• **EXERCISE MATERIAL**:
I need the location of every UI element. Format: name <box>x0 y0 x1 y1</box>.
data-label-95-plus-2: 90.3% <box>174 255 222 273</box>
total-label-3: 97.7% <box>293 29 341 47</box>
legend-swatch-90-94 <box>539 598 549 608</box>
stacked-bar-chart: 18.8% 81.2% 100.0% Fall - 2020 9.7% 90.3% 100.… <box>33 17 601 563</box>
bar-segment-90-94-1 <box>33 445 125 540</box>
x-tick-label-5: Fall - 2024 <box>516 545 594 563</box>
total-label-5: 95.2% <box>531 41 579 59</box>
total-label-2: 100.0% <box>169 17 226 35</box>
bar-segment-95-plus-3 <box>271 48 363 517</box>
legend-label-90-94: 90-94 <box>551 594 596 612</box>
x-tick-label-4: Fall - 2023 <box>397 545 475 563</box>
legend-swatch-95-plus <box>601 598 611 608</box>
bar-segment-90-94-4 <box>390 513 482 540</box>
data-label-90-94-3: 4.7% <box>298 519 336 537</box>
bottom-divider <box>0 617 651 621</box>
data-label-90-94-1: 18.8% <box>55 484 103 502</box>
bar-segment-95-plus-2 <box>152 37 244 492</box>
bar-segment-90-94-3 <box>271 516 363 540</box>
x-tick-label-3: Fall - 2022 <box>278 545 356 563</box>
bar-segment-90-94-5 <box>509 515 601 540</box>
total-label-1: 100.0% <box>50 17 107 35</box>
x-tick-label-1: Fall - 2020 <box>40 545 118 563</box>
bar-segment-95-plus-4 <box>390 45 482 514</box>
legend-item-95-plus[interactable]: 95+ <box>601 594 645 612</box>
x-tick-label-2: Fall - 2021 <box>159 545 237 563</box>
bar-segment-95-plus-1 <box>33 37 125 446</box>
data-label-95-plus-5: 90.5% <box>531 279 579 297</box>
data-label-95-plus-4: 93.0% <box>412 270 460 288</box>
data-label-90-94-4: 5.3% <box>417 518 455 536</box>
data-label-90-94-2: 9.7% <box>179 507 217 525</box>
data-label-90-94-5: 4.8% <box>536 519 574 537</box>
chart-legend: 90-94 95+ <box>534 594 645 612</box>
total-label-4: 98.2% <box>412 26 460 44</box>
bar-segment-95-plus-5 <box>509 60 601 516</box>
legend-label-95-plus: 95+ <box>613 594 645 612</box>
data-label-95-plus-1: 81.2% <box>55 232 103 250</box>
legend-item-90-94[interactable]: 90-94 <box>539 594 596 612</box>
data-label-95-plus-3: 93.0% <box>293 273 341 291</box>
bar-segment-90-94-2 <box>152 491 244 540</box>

• **WHAT THIS TASK INVOLVES**:
Turn the rows above into a numbered list with no blank lines, and include every row.

• **FINAL RESULT**:
1. I need the location of every UI element. Format: name <box>x0 y0 x1 y1</box>.
2. data-label-95-plus-2: 90.3% <box>174 255 222 273</box>
3. total-label-3: 97.7% <box>293 29 341 47</box>
4. legend-swatch-90-94 <box>539 598 549 608</box>
5. stacked-bar-chart: 18.8% 81.2% 100.0% Fall - 2020 9.7% 90.3% 100.… <box>33 17 601 563</box>
6. bar-segment-90-94-1 <box>33 445 125 540</box>
7. x-tick-label-5: Fall - 2024 <box>516 545 594 563</box>
8. total-label-5: 95.2% <box>531 41 579 59</box>
9. total-label-2: 100.0% <box>169 17 226 35</box>
10. bar-segment-95-plus-3 <box>271 48 363 517</box>
11. legend-label-90-94: 90-94 <box>551 594 596 612</box>
12. x-tick-label-4: Fall - 2023 <box>397 545 475 563</box>
13. legend-swatch-95-plus <box>601 598 611 608</box>
14. bar-segment-90-94-4 <box>390 513 482 540</box>
15. data-label-90-94-3: 4.7% <box>298 519 336 537</box>
16. bottom-divider <box>0 617 651 621</box>
17. data-label-90-94-1: 18.8% <box>55 484 103 502</box>
18. bar-segment-95-plus-2 <box>152 37 244 492</box>
19. bar-segment-90-94-3 <box>271 516 363 540</box>
20. x-tick-label-3: Fall - 2022 <box>278 545 356 563</box>
21. bar-segment-90-94-5 <box>509 515 601 540</box>
22. total-label-1: 100.0% <box>50 17 107 35</box>
23. x-tick-label-1: Fall - 2020 <box>40 545 118 563</box>
24. bar-segment-95-plus-4 <box>390 45 482 514</box>
25. legend-item-95-plus[interactable]: 95+ <box>601 594 645 612</box>
26. x-tick-label-2: Fall - 2021 <box>159 545 237 563</box>
27. bar-segment-95-plus-1 <box>33 37 125 446</box>
28. data-label-95-plus-5: 90.5% <box>531 279 579 297</box>
29. data-label-95-plus-4: 93.0% <box>412 270 460 288</box>
30. data-label-90-94-4: 5.3% <box>417 518 455 536</box>
31. data-label-90-94-2: 9.7% <box>179 507 217 525</box>
32. data-label-90-94-5: 4.8% <box>536 519 574 537</box>
33. chart-legend: 90-94 95+ <box>534 594 645 612</box>
34. total-label-4: 98.2% <box>412 26 460 44</box>
35. bar-segment-95-plus-5 <box>509 60 601 516</box>
36. legend-label-95-plus: 95+ <box>613 594 645 612</box>
37. data-label-95-plus-1: 81.2% <box>55 232 103 250</box>
38. legend-item-90-94[interactable]: 90-94 <box>539 594 596 612</box>
39. data-label-95-plus-3: 93.0% <box>293 273 341 291</box>
40. bar-segment-90-94-2 <box>152 491 244 540</box>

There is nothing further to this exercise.